Data records ▸

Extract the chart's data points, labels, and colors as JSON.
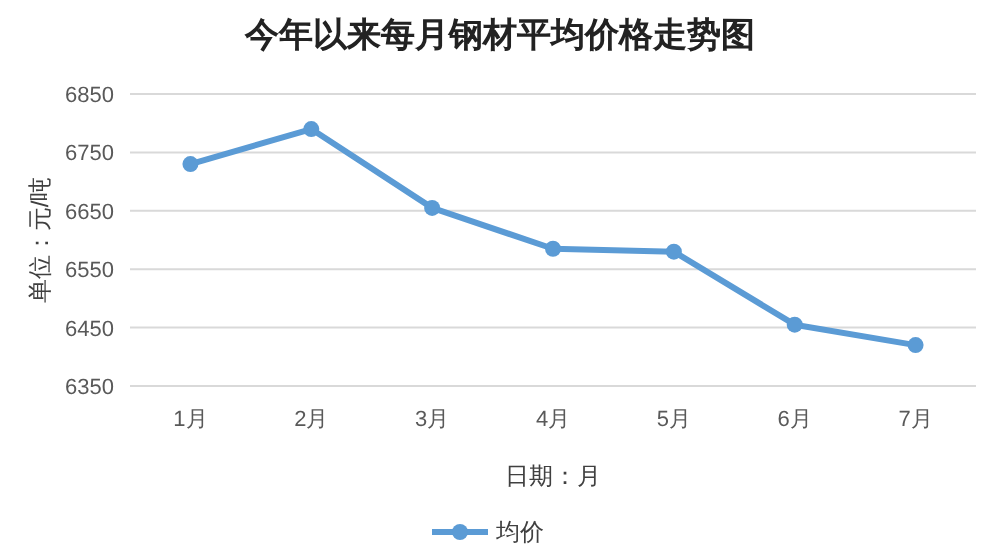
{
  "chart_data": {
    "type": "line",
    "title": "今年以来每月钢材平均价格走势图",
    "xlabel": "日期：月",
    "ylabel": "单位：元/吨",
    "categories": [
      "1月",
      "2月",
      "3月",
      "4月",
      "5月",
      "6月",
      "7月"
    ],
    "series": [
      {
        "name": "均价",
        "color": "#5b9bd5",
        "values": [
          6730,
          6790,
          6655,
          6585,
          6580,
          6455,
          6420
        ]
      }
    ],
    "ylim": [
      6350,
      6850
    ],
    "yticks": [
      6350,
      6450,
      6550,
      6650,
      6750,
      6850
    ],
    "grid": "y",
    "legend": "bottom",
    "marker": "circle",
    "line_style": "solid"
  }
}
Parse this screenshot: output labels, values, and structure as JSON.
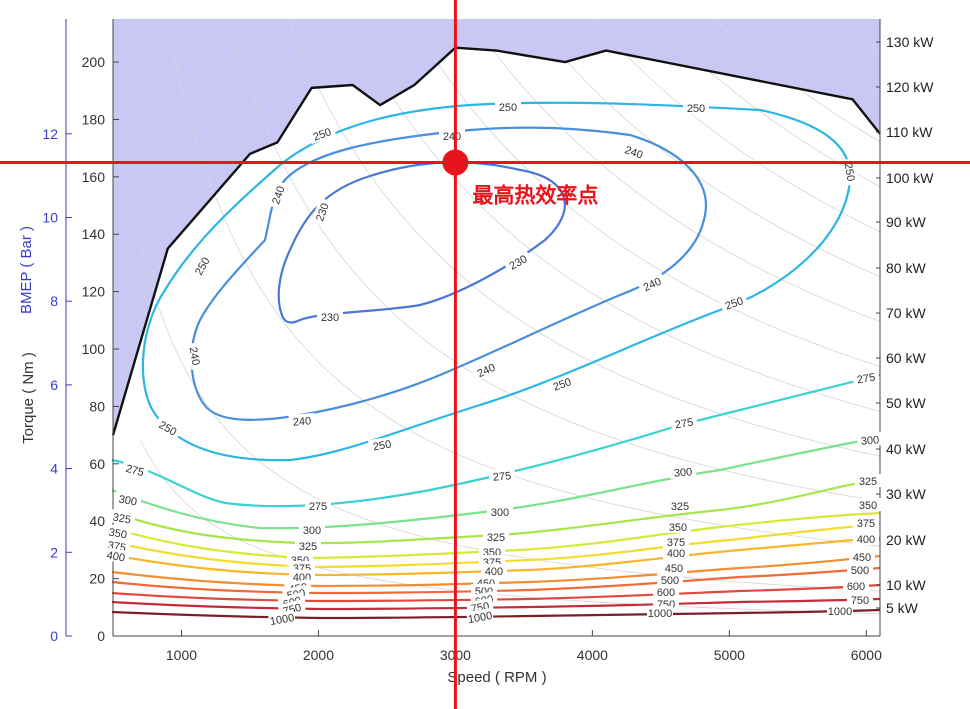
{
  "chart_data": {
    "type": "contour",
    "xlabel": "Speed ( RPM )",
    "ylabel": "Torque ( Nm )",
    "y2label": "BMEP ( Bar )",
    "xlim": [
      500,
      6100
    ],
    "ylim": [
      0,
      215
    ],
    "x_ticks": [
      "1000",
      "2000",
      "3000",
      "4000",
      "5000",
      "6000"
    ],
    "y_ticks": [
      "0",
      "20",
      "40",
      "60",
      "80",
      "100",
      "120",
      "140",
      "160",
      "180",
      "200"
    ],
    "bmep_ticks": [
      "0",
      "2",
      "4",
      "6",
      "8",
      "10",
      "12"
    ],
    "power_labels": [
      "5 kW",
      "10 kW",
      "20 kW",
      "30 kW",
      "40 kW",
      "50 kW",
      "60 kW",
      "70 kW",
      "80 kW",
      "90 kW",
      "100 kW",
      "110 kW",
      "120 kW",
      "130 kW"
    ],
    "max_torque_curve": {
      "x": [
        500,
        900,
        1500,
        1700,
        1950,
        2250,
        2450,
        2700,
        3000,
        3300,
        3800,
        4100,
        5900,
        6100
      ],
      "y": [
        70,
        135,
        168,
        172,
        191,
        192,
        185,
        192,
        205,
        204,
        200,
        204,
        187,
        175
      ]
    },
    "contour_levels": [
      {
        "label": "230",
        "color": "#4a78d2"
      },
      {
        "label": "240",
        "color": "#4a8fdc"
      },
      {
        "label": "250",
        "color": "#2cb6e4"
      },
      {
        "label": "275",
        "color": "#38d2d0"
      },
      {
        "label": "300",
        "color": "#7ce28c"
      },
      {
        "label": "325",
        "color": "#a6e64a"
      },
      {
        "label": "350",
        "color": "#d6ea34"
      },
      {
        "label": "375",
        "color": "#f2dc2c"
      },
      {
        "label": "400",
        "color": "#f6b62a"
      },
      {
        "label": "450",
        "color": "#f68c30"
      },
      {
        "label": "500",
        "color": "#ef6a36"
      },
      {
        "label": "600",
        "color": "#e2483c"
      },
      {
        "label": "750",
        "color": "#c42c3c"
      },
      {
        "label": "1000",
        "color": "#7a1e28"
      }
    ],
    "highlight": {
      "x": 3000,
      "y": 165,
      "label": "最高热效率点"
    }
  },
  "colors": {
    "background_region": "#c9c8f5",
    "crosshair": "#e8141b",
    "bmep_axis": "#3a3ad0"
  }
}
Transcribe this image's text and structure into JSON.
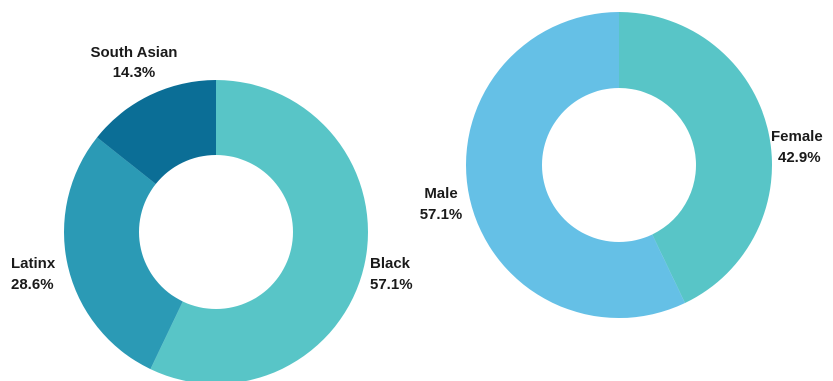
{
  "chart_data": [
    {
      "type": "pie",
      "donut": true,
      "slices": [
        {
          "label": "Black",
          "value_label": "57.1%",
          "value": 57.1,
          "color": "#58c5c7"
        },
        {
          "label": "Latinx",
          "value_label": "28.6%",
          "value": 28.6,
          "color": "#2b9ab5"
        },
        {
          "label": "South Asian",
          "value_label": "14.3%",
          "value": 14.3,
          "color": "#0b6e96"
        }
      ]
    },
    {
      "type": "pie",
      "donut": true,
      "slices": [
        {
          "label": "Female",
          "value_label": "42.9%",
          "value": 42.9,
          "color": "#58c5c7"
        },
        {
          "label": "Male",
          "value_label": "57.1%",
          "value": 57.1,
          "color": "#65c0e6"
        }
      ]
    }
  ]
}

Set task ▸ From the listing above, copy every line that holds the string "values".

Exercise solution ▸
        "values": [
Parse this screenshot: output labels, values, and structure as JSON.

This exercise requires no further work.